* [Aim of the exercise]
Rewrite the entries below as a JSON list of strings, one string per line and no blank lines. Begin at the line that contains "Point bbox=[1126, 516, 1149, 530]" and stop after the line that contains "Point bbox=[117, 660, 139, 674]".

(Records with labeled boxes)
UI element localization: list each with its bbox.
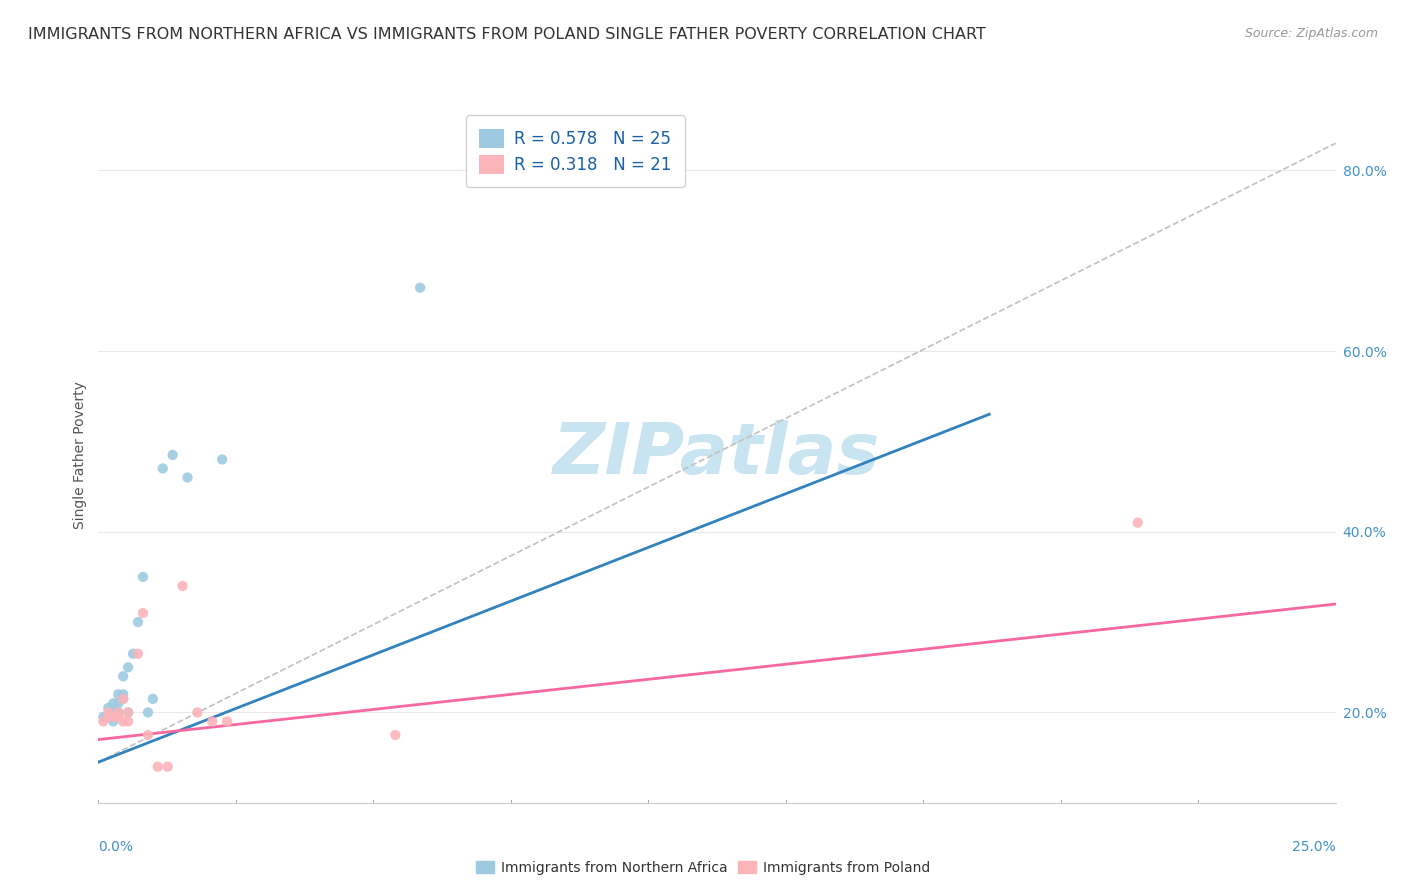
Point bbox=[1126, 516, 1149, 530]
Point bbox=[409, 281, 432, 295]
Y-axis label: Single Father Poverty: Single Father Poverty bbox=[73, 381, 87, 529]
Point bbox=[112, 669, 135, 683]
Point bbox=[103, 697, 125, 711]
Point bbox=[97, 701, 120, 715]
Point bbox=[112, 692, 135, 706]
Text: ZIPatlas: ZIPatlas bbox=[554, 420, 880, 490]
Point bbox=[162, 448, 184, 462]
Point bbox=[107, 687, 129, 701]
Point bbox=[152, 461, 174, 475]
Point bbox=[93, 710, 115, 724]
Text: IMMIGRANTS FROM NORTHERN AFRICA VS IMMIGRANTS FROM POLAND SINGLE FATHER POVERTY : IMMIGRANTS FROM NORTHERN AFRICA VS IMMIG… bbox=[28, 27, 986, 42]
Point bbox=[97, 710, 120, 724]
Point bbox=[93, 714, 115, 729]
Point bbox=[146, 759, 169, 773]
Legend: Immigrants from Northern Africa, Immigrants from Poland: Immigrants from Northern Africa, Immigra… bbox=[470, 855, 936, 880]
Point bbox=[107, 706, 129, 720]
Point bbox=[112, 687, 135, 701]
Point bbox=[132, 570, 155, 584]
Text: Source: ZipAtlas.com: Source: ZipAtlas.com bbox=[1244, 27, 1378, 40]
Point bbox=[127, 647, 149, 661]
Point bbox=[112, 692, 135, 706]
Point bbox=[132, 606, 155, 620]
Point bbox=[103, 706, 125, 720]
Point bbox=[117, 714, 139, 729]
Point bbox=[176, 470, 198, 484]
Text: 0.0%: 0.0% bbox=[98, 840, 134, 855]
Text: 25.0%: 25.0% bbox=[1292, 840, 1336, 855]
Point bbox=[142, 692, 165, 706]
Point bbox=[186, 706, 208, 720]
Point bbox=[136, 706, 159, 720]
Point bbox=[136, 728, 159, 742]
Point bbox=[103, 714, 125, 729]
Point bbox=[217, 714, 239, 729]
Point bbox=[103, 710, 125, 724]
Point bbox=[97, 710, 120, 724]
Point bbox=[107, 697, 129, 711]
Point bbox=[117, 706, 139, 720]
Point bbox=[172, 579, 194, 593]
Point bbox=[122, 647, 145, 661]
Legend: R = 0.578   N = 25, R = 0.318   N = 21: R = 0.578 N = 25, R = 0.318 N = 21 bbox=[465, 115, 685, 187]
Point bbox=[117, 706, 139, 720]
Point bbox=[107, 710, 129, 724]
Point bbox=[97, 706, 120, 720]
Point bbox=[384, 728, 406, 742]
Point bbox=[107, 706, 129, 720]
Point bbox=[107, 706, 129, 720]
Point bbox=[201, 714, 224, 729]
Point bbox=[117, 660, 139, 674]
Point bbox=[211, 452, 233, 467]
Point bbox=[127, 615, 149, 629]
Point bbox=[112, 714, 135, 729]
Point bbox=[156, 759, 179, 773]
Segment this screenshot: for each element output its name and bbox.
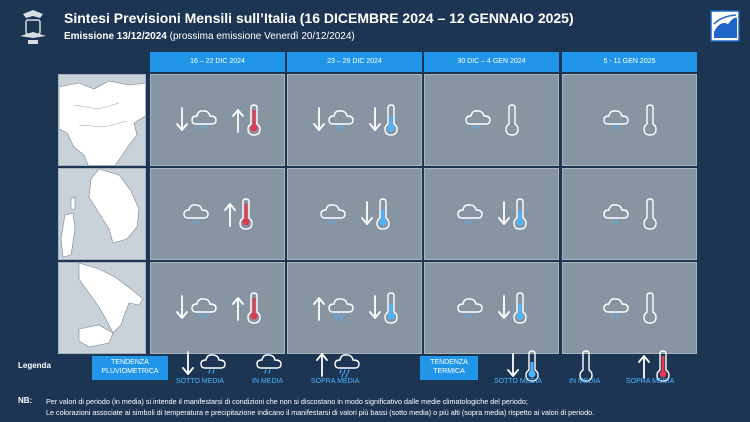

* [Output of the exercise]
[
  "Point bbox=[1126, 516, 1149, 530]",
  "Point bbox=[409, 281, 432, 295]",
  "Y-axis label: Single Father Poverty: Single Father Poverty bbox=[73, 381, 87, 529]",
  "Point bbox=[112, 669, 135, 683]",
  "Point bbox=[103, 697, 125, 711]",
  "Point bbox=[97, 701, 120, 715]",
  "Point bbox=[112, 692, 135, 706]",
  "Text: ZIPatlas: ZIPatlas bbox=[554, 420, 880, 490]",
  "Point bbox=[162, 448, 184, 462]",
  "Point bbox=[107, 687, 129, 701]",
  "Point bbox=[152, 461, 174, 475]",
  "Point bbox=[93, 710, 115, 724]",
  "Text: IMMIGRANTS FROM NORTHERN AFRICA VS IMMIGRANTS FROM POLAND SINGLE FATHER POVERTY : IMMIGRANTS FROM NORTHERN AFRICA VS IMMIG… bbox=[28, 27, 986, 42]",
  "Point bbox=[97, 710, 120, 724]",
  "Point bbox=[93, 714, 115, 729]",
  "Point bbox=[146, 759, 169, 773]",
  "Legend: Immigrants from Northern Africa, Immigrants from Poland: Immigrants from Northern Africa, Immigra… bbox=[470, 855, 936, 880]",
  "Point bbox=[107, 706, 129, 720]",
  "Point bbox=[112, 687, 135, 701]",
  "Point bbox=[132, 570, 155, 584]",
  "Text: Source: ZipAtlas.com: Source: ZipAtlas.com bbox=[1244, 27, 1378, 40]",
  "Point bbox=[127, 647, 149, 661]",
  "Point bbox=[112, 692, 135, 706]",
  "Point bbox=[132, 606, 155, 620]",
  "Point bbox=[103, 706, 125, 720]",
  "Point bbox=[117, 714, 139, 729]",
  "Point bbox=[176, 470, 198, 484]",
  "Text: 0.0%: 0.0% bbox=[98, 840, 134, 855]",
  "Text: 25.0%: 25.0% bbox=[1292, 840, 1336, 855]",
  "Point bbox=[142, 692, 165, 706]",
  "Point bbox=[186, 706, 208, 720]",
  "Point bbox=[136, 706, 159, 720]",
  "Point bbox=[136, 728, 159, 742]",
  "Point bbox=[103, 714, 125, 729]",
  "Point bbox=[217, 714, 239, 729]",
  "Point bbox=[103, 710, 125, 724]",
  "Point bbox=[97, 710, 120, 724]",
  "Point bbox=[107, 697, 129, 711]",
  "Point bbox=[117, 706, 139, 720]",
  "Point bbox=[172, 579, 194, 593]",
  "Point bbox=[122, 647, 145, 661]",
  "Legend: R = 0.578   N = 25, R = 0.318   N = 21: R = 0.578 N = 25, R = 0.318 N = 21 bbox=[465, 115, 685, 187]",
  "Point bbox=[117, 706, 139, 720]",
  "Point bbox=[107, 710, 129, 724]",
  "Point bbox=[97, 706, 120, 720]",
  "Point bbox=[384, 728, 406, 742]",
  "Point bbox=[107, 706, 129, 720]",
  "Point bbox=[107, 706, 129, 720]",
  "Point bbox=[201, 714, 224, 729]",
  "Point bbox=[117, 660, 139, 674]"
]